§ TASK TO COMPLETE
Give every line back verbatim, dropping all images.

§ Stored items
++++++++

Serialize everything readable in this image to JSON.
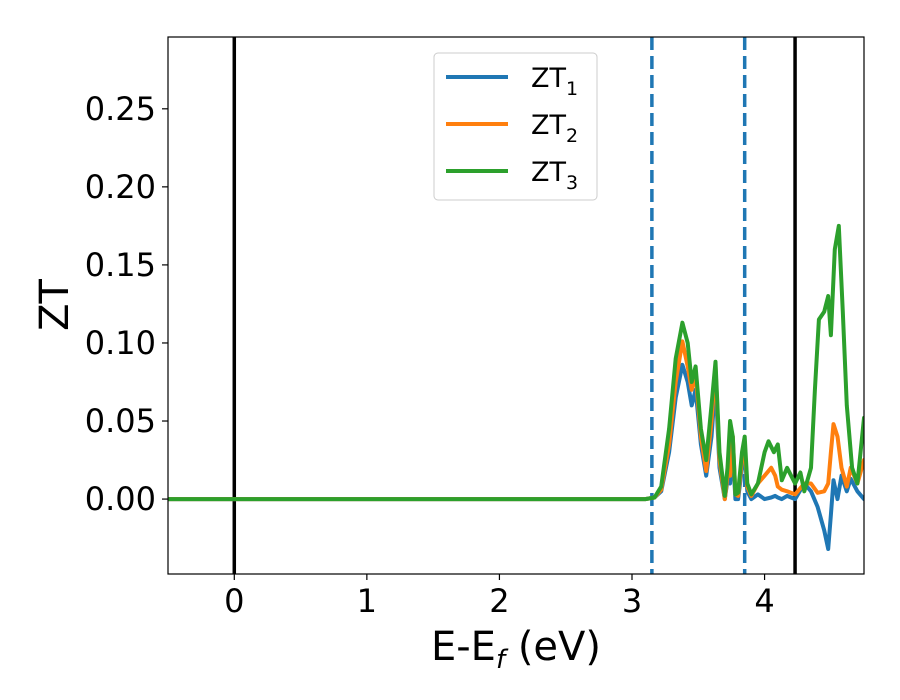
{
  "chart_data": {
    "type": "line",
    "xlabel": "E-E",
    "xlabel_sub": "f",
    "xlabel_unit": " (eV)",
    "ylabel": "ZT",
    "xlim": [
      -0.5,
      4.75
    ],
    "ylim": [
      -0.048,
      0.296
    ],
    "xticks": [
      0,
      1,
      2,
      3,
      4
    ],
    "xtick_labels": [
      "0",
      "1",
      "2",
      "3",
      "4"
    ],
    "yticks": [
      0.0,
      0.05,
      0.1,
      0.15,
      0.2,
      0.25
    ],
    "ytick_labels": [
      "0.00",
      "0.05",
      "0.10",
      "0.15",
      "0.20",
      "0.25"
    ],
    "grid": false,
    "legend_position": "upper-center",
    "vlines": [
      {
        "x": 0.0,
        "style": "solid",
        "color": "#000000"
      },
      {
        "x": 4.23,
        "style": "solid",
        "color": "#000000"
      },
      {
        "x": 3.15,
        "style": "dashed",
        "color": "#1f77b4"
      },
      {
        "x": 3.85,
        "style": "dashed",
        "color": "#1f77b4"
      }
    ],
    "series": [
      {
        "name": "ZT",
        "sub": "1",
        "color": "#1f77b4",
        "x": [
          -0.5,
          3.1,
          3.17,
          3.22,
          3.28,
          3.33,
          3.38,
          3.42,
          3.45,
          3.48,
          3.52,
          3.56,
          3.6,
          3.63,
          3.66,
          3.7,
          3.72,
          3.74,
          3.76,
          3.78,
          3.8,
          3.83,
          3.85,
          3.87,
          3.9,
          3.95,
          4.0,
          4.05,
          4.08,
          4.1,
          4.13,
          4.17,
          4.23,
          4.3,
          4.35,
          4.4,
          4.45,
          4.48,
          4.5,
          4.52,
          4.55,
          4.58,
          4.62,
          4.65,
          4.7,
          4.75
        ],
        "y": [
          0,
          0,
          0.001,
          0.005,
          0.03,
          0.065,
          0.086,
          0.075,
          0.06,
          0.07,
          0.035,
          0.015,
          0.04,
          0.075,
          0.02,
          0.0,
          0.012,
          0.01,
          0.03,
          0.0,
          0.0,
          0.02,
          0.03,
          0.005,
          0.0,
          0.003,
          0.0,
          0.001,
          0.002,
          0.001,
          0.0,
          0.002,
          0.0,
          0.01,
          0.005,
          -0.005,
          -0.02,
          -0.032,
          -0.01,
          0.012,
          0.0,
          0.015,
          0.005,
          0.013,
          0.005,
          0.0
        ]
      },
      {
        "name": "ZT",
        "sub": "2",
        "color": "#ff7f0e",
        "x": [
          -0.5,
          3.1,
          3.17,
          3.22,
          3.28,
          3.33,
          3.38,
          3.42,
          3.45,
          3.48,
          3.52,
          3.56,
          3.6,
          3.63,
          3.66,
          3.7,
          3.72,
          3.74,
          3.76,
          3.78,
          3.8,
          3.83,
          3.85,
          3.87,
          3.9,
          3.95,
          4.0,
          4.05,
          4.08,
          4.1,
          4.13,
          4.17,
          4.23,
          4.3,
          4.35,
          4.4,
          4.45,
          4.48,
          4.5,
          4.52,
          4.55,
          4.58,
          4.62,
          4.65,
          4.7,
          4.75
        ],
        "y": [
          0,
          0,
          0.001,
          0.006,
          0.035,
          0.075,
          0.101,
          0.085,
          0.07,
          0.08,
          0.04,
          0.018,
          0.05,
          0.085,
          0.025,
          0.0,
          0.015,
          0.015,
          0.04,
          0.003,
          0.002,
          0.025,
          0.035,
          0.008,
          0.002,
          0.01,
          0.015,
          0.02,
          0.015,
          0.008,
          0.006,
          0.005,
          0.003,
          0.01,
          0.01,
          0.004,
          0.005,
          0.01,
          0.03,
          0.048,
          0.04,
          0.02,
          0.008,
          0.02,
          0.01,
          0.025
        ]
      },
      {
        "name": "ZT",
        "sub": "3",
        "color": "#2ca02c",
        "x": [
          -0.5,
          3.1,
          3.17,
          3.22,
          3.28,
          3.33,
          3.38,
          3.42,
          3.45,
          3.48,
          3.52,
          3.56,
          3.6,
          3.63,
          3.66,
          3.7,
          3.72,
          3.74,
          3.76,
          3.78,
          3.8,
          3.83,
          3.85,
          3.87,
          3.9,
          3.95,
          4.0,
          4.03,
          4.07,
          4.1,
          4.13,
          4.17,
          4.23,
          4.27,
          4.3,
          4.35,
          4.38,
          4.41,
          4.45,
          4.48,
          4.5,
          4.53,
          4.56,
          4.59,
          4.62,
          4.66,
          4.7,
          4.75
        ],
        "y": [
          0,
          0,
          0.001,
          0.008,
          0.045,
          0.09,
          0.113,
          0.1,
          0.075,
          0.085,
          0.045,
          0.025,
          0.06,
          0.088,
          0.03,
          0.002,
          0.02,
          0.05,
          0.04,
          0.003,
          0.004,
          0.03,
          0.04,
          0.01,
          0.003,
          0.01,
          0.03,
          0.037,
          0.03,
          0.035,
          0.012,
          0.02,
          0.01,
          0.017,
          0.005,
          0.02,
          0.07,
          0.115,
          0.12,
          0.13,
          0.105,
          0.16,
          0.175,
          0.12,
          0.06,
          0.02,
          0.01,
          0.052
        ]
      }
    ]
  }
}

++++++++

§ RESPONSE TO THE EXERCISE
Serialize everything readable in this image to JSON.
{
  "chart_data": {
    "type": "line",
    "xlabel": "E-E",
    "xlabel_sub": "f",
    "xlabel_unit": " (eV)",
    "ylabel": "ZT",
    "xlim": [
      -0.5,
      4.75
    ],
    "ylim": [
      -0.048,
      0.296
    ],
    "xticks": [
      0,
      1,
      2,
      3,
      4
    ],
    "xtick_labels": [
      "0",
      "1",
      "2",
      "3",
      "4"
    ],
    "yticks": [
      0.0,
      0.05,
      0.1,
      0.15,
      0.2,
      0.25
    ],
    "ytick_labels": [
      "0.00",
      "0.05",
      "0.10",
      "0.15",
      "0.20",
      "0.25"
    ],
    "grid": false,
    "legend_position": "upper-center",
    "vlines": [
      {
        "x": 0.0,
        "style": "solid",
        "color": "#000000"
      },
      {
        "x": 4.23,
        "style": "solid",
        "color": "#000000"
      },
      {
        "x": 3.15,
        "style": "dashed",
        "color": "#1f77b4"
      },
      {
        "x": 3.85,
        "style": "dashed",
        "color": "#1f77b4"
      }
    ],
    "series": [
      {
        "name": "ZT",
        "sub": "1",
        "color": "#1f77b4",
        "x": [
          -0.5,
          3.1,
          3.17,
          3.22,
          3.28,
          3.33,
          3.38,
          3.42,
          3.45,
          3.48,
          3.52,
          3.56,
          3.6,
          3.63,
          3.66,
          3.7,
          3.72,
          3.74,
          3.76,
          3.78,
          3.8,
          3.83,
          3.85,
          3.87,
          3.9,
          3.95,
          4.0,
          4.05,
          4.08,
          4.1,
          4.13,
          4.17,
          4.23,
          4.3,
          4.35,
          4.4,
          4.45,
          4.48,
          4.5,
          4.52,
          4.55,
          4.58,
          4.62,
          4.65,
          4.7,
          4.75
        ],
        "y": [
          0,
          0,
          0.001,
          0.005,
          0.03,
          0.065,
          0.086,
          0.075,
          0.06,
          0.07,
          0.035,
          0.015,
          0.04,
          0.075,
          0.02,
          0.0,
          0.012,
          0.01,
          0.03,
          0.0,
          0.0,
          0.02,
          0.03,
          0.005,
          0.0,
          0.003,
          0.0,
          0.001,
          0.002,
          0.001,
          0.0,
          0.002,
          0.0,
          0.01,
          0.005,
          -0.005,
          -0.02,
          -0.032,
          -0.01,
          0.012,
          0.0,
          0.015,
          0.005,
          0.013,
          0.005,
          0.0
        ]
      },
      {
        "name": "ZT",
        "sub": "2",
        "color": "#ff7f0e",
        "x": [
          -0.5,
          3.1,
          3.17,
          3.22,
          3.28,
          3.33,
          3.38,
          3.42,
          3.45,
          3.48,
          3.52,
          3.56,
          3.6,
          3.63,
          3.66,
          3.7,
          3.72,
          3.74,
          3.76,
          3.78,
          3.8,
          3.83,
          3.85,
          3.87,
          3.9,
          3.95,
          4.0,
          4.05,
          4.08,
          4.1,
          4.13,
          4.17,
          4.23,
          4.3,
          4.35,
          4.4,
          4.45,
          4.48,
          4.5,
          4.52,
          4.55,
          4.58,
          4.62,
          4.65,
          4.7,
          4.75
        ],
        "y": [
          0,
          0,
          0.001,
          0.006,
          0.035,
          0.075,
          0.101,
          0.085,
          0.07,
          0.08,
          0.04,
          0.018,
          0.05,
          0.085,
          0.025,
          0.0,
          0.015,
          0.015,
          0.04,
          0.003,
          0.002,
          0.025,
          0.035,
          0.008,
          0.002,
          0.01,
          0.015,
          0.02,
          0.015,
          0.008,
          0.006,
          0.005,
          0.003,
          0.01,
          0.01,
          0.004,
          0.005,
          0.01,
          0.03,
          0.048,
          0.04,
          0.02,
          0.008,
          0.02,
          0.01,
          0.025
        ]
      },
      {
        "name": "ZT",
        "sub": "3",
        "color": "#2ca02c",
        "x": [
          -0.5,
          3.1,
          3.17,
          3.22,
          3.28,
          3.33,
          3.38,
          3.42,
          3.45,
          3.48,
          3.52,
          3.56,
          3.6,
          3.63,
          3.66,
          3.7,
          3.72,
          3.74,
          3.76,
          3.78,
          3.8,
          3.83,
          3.85,
          3.87,
          3.9,
          3.95,
          4.0,
          4.03,
          4.07,
          4.1,
          4.13,
          4.17,
          4.23,
          4.27,
          4.3,
          4.35,
          4.38,
          4.41,
          4.45,
          4.48,
          4.5,
          4.53,
          4.56,
          4.59,
          4.62,
          4.66,
          4.7,
          4.75
        ],
        "y": [
          0,
          0,
          0.001,
          0.008,
          0.045,
          0.09,
          0.113,
          0.1,
          0.075,
          0.085,
          0.045,
          0.025,
          0.06,
          0.088,
          0.03,
          0.002,
          0.02,
          0.05,
          0.04,
          0.003,
          0.004,
          0.03,
          0.04,
          0.01,
          0.003,
          0.01,
          0.03,
          0.037,
          0.03,
          0.035,
          0.012,
          0.02,
          0.01,
          0.017,
          0.005,
          0.02,
          0.07,
          0.115,
          0.12,
          0.13,
          0.105,
          0.16,
          0.175,
          0.12,
          0.06,
          0.02,
          0.01,
          0.052
        ]
      }
    ]
  }
}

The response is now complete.